* **Written problem**
Repeat every line of the listing below exactly, minus the pictures.

[Dataset excerpts]
···
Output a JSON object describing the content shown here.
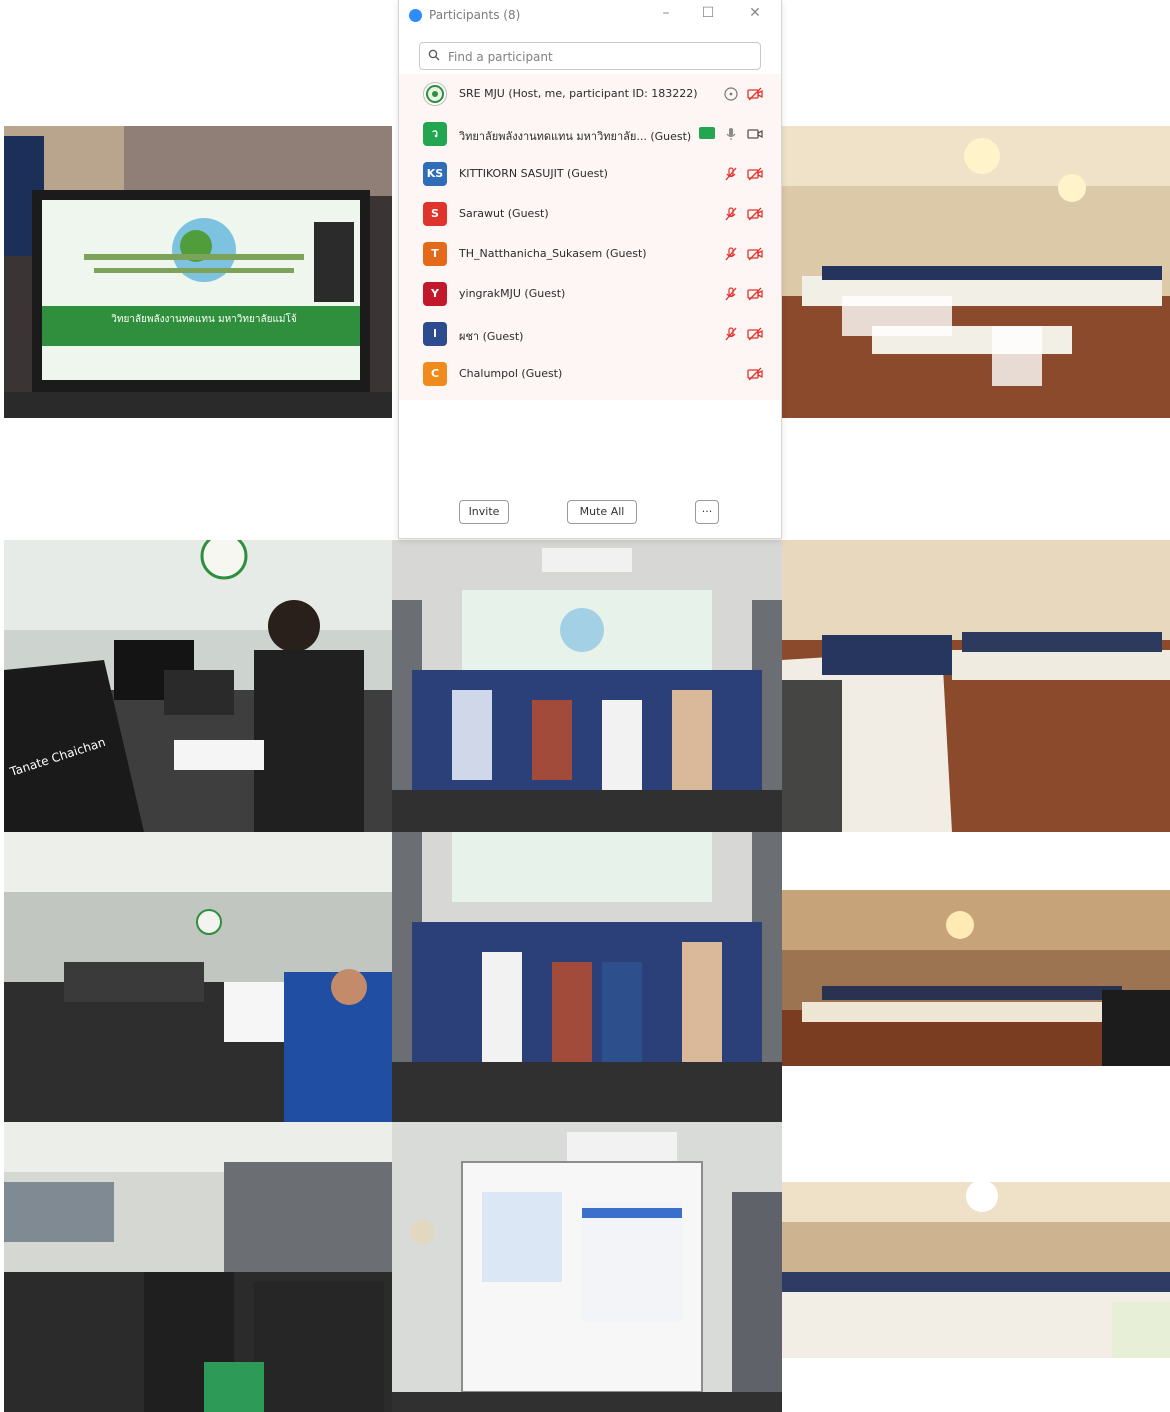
{
  "window": {
    "title": "Participants (8)",
    "controls": {
      "minimize": "–",
      "maximize": "☐",
      "close": "✕"
    }
  },
  "search": {
    "placeholder": "Find a participant"
  },
  "participants": [
    {
      "initials": "",
      "name": "SRE MJU (Host, me, participant ID: 183222)",
      "avatar_color": "#ffffff",
      "icons": [
        "more-icon",
        "video-off-icon"
      ]
    },
    {
      "initials": "ว",
      "name": "วิทยาลัยพลังงานทดแทน มหาวิทยาลัย... (Guest)",
      "avatar_color": "#22a64f",
      "icons": [
        "video-on-badge",
        "mic-on-icon",
        "video-icon"
      ]
    },
    {
      "initials": "KS",
      "name": "KITTIKORN SASUJIT (Guest)",
      "avatar_color": "#2f6db8",
      "icons": [
        "mic-muted-icon",
        "video-off-icon"
      ]
    },
    {
      "initials": "S",
      "name": "Sarawut (Guest)",
      "avatar_color": "#e0332b",
      "icons": [
        "mic-muted-icon",
        "video-off-icon"
      ]
    },
    {
      "initials": "T",
      "name": "TH_Natthanicha_Sukasem (Guest)",
      "avatar_color": "#e36a1a",
      "icons": [
        "mic-muted-icon",
        "video-off-icon"
      ]
    },
    {
      "initials": "Y",
      "name": "yingrakMJU (Guest)",
      "avatar_color": "#c2182b",
      "icons": [
        "mic-muted-icon",
        "video-off-icon"
      ]
    },
    {
      "initials": "l",
      "name": "ผชา (Guest)",
      "avatar_color": "#2c4c8f",
      "icons": [
        "mic-muted-icon",
        "video-off-icon"
      ]
    },
    {
      "initials": "C",
      "name": "Chalumpol (Guest)",
      "avatar_color": "#f08a1c",
      "icons": [
        "video-off-icon"
      ]
    }
  ],
  "footer": {
    "invite": "Invite",
    "mute_all": "Mute All",
    "more": "···"
  },
  "photos": {
    "screen_title": "วิทยาลัยพลังงานทดแทน มหาวิทยาลัยแม่โจ้",
    "monitor_name": "Tanate Chaichan"
  },
  "colors": {
    "accent": "#2d8cff",
    "muted_red": "#e0332b",
    "list_bg": "#fdf6f5",
    "carpet": "#8b4a2b",
    "wall_beige": "#d9c6a4"
  }
}
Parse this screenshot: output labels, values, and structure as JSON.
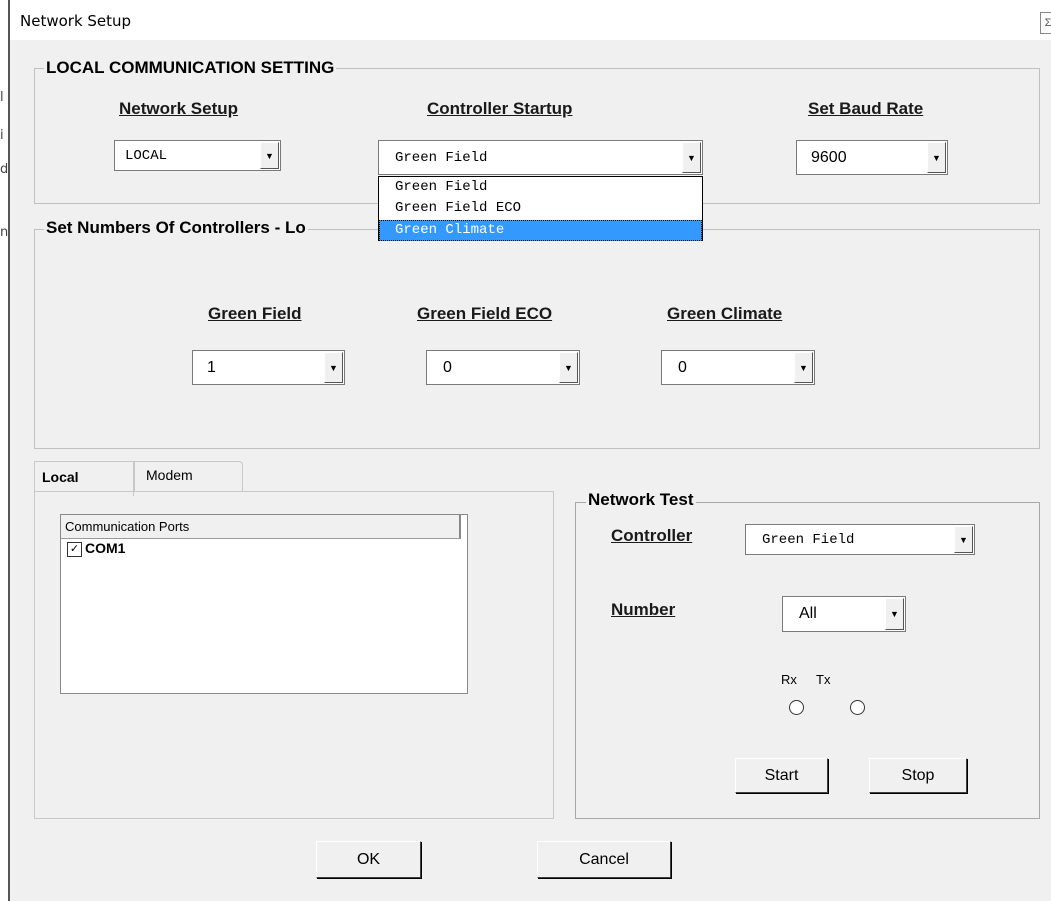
···
* **Response for this exercise**
Output a JSON object describing the content shown here.
{
  "window": {
    "title": "Participants (8)",
    "controls": {
      "minimize": "–",
      "maximize": "☐",
      "close": "✕"
    }
  },
  "search": {
    "placeholder": "Find a participant"
  },
  "participants": [
    {
      "initials": "",
      "name": "SRE MJU (Host, me, participant ID: 183222)",
      "avatar_color": "#ffffff",
      "icons": [
        "more-icon",
        "video-off-icon"
      ]
    },
    {
      "initials": "ว",
      "name": "วิทยาลัยพลังงานทดแทน มหาวิทยาลัย... (Guest)",
      "avatar_color": "#22a64f",
      "icons": [
        "video-on-badge",
        "mic-on-icon",
        "video-icon"
      ]
    },
    {
      "initials": "KS",
      "name": "KITTIKORN SASUJIT (Guest)",
      "avatar_color": "#2f6db8",
      "icons": [
        "mic-muted-icon",
        "video-off-icon"
      ]
    },
    {
      "initials": "S",
      "name": "Sarawut (Guest)",
      "avatar_color": "#e0332b",
      "icons": [
        "mic-muted-icon",
        "video-off-icon"
      ]
    },
    {
      "initials": "T",
      "name": "TH_Natthanicha_Sukasem (Guest)",
      "avatar_color": "#e36a1a",
      "icons": [
        "mic-muted-icon",
        "video-off-icon"
      ]
    },
    {
      "initials": "Y",
      "name": "yingrakMJU (Guest)",
      "avatar_color": "#c2182b",
      "icons": [
        "mic-muted-icon",
        "video-off-icon"
      ]
    },
    {
      "initials": "l",
      "name": "ผชา (Guest)",
      "avatar_color": "#2c4c8f",
      "icons": [
        "mic-muted-icon",
        "video-off-icon"
      ]
    },
    {
      "initials": "C",
      "name": "Chalumpol (Guest)",
      "avatar_color": "#f08a1c",
      "icons": [
        "video-off-icon"
      ]
    }
  ],
  "footer": {
    "invite": "Invite",
    "mute_all": "Mute All",
    "more": "···"
  },
  "photos": {
    "screen_title": "วิทยาลัยพลังงานทดแทน มหาวิทยาลัยแม่โจ้",
    "monitor_name": "Tanate Chaichan"
  },
  "colors": {
    "accent": "#2d8cff",
    "muted_red": "#e0332b",
    "list_bg": "#fdf6f5",
    "carpet": "#8b4a2b",
    "wall_beige": "#d9c6a4"
  }
}
Parse this screenshot: output labels, values, and structure as JSON.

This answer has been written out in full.